**What to do:** Copy each line below that contains "label".
------ Records
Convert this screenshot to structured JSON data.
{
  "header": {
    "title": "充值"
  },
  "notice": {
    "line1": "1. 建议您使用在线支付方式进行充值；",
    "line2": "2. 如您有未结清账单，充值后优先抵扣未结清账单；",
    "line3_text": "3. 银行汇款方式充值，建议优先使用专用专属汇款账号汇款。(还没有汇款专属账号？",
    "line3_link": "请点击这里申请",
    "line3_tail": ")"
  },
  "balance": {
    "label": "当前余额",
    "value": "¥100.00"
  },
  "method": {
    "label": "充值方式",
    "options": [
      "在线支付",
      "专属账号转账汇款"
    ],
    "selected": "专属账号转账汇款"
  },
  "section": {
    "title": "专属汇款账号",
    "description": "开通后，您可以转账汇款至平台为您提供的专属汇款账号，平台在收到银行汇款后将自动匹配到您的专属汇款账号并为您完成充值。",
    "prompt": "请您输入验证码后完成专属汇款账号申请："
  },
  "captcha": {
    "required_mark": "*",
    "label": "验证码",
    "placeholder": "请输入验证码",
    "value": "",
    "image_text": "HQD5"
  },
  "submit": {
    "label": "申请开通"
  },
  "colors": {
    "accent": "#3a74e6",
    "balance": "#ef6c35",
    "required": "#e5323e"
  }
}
------------
**Exercise response:**
    "label": "当前余额",
    "label": "充值方式",
    "label": "验证码",
    "label": "申请开通"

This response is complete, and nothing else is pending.